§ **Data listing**
--------------------------------
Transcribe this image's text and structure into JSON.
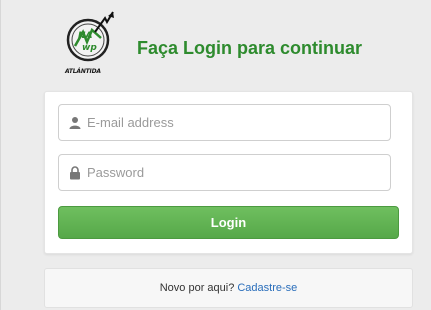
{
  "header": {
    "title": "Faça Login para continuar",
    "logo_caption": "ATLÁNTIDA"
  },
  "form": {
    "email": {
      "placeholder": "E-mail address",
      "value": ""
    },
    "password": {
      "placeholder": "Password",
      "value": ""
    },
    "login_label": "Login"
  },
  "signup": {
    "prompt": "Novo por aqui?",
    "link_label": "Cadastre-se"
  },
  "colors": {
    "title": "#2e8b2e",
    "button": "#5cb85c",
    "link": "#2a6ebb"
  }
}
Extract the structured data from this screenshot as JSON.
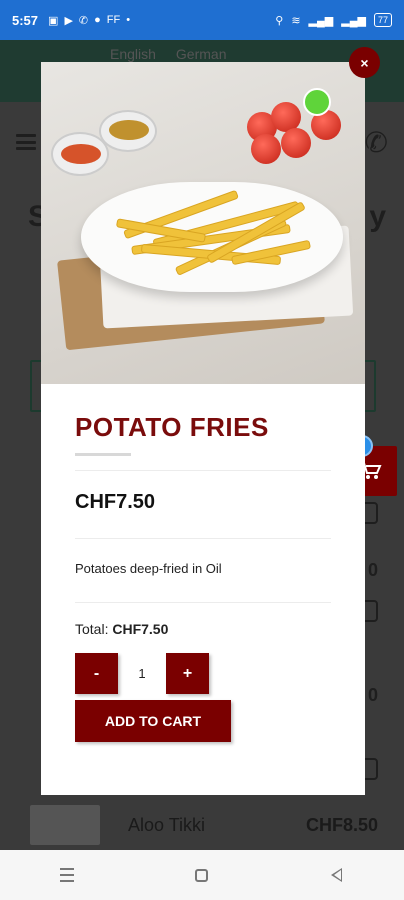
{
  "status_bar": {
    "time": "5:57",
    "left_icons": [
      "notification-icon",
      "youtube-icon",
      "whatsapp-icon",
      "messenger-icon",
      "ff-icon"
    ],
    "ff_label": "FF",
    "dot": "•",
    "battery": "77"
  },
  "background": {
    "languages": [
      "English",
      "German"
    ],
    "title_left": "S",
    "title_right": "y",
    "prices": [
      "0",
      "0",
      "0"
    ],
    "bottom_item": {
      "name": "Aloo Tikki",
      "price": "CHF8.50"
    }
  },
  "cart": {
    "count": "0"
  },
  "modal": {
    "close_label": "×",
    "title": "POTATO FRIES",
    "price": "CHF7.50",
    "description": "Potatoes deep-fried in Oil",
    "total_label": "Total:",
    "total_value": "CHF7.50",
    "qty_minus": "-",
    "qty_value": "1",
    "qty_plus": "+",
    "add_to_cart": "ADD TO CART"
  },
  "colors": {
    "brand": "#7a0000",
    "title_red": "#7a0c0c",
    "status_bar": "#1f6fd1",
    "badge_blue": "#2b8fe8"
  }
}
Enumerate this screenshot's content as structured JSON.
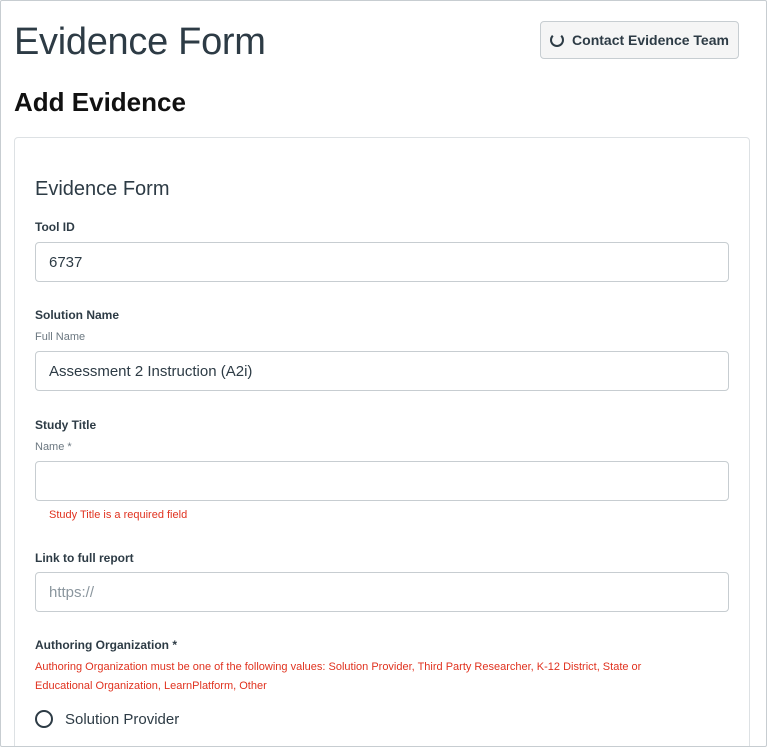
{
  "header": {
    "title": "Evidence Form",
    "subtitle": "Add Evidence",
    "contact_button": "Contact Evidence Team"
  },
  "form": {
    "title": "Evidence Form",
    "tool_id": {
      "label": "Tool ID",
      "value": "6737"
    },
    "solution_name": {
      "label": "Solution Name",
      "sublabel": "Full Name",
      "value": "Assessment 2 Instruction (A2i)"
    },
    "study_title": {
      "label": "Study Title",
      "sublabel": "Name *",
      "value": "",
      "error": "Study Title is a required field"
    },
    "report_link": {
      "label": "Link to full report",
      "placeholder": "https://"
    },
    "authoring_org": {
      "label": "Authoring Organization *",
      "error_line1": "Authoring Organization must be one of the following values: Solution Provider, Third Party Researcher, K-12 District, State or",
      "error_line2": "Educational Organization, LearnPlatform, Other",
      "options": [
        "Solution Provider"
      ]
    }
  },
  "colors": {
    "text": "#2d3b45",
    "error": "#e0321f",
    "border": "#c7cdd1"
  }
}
--------------------------------
Show all lines in the entries above where the word "this" appears.

Transcribe this image's text and structure into JSON.
Extract the structured data from this screenshot as JSON.
Enumerate this screenshot's content as structured JSON.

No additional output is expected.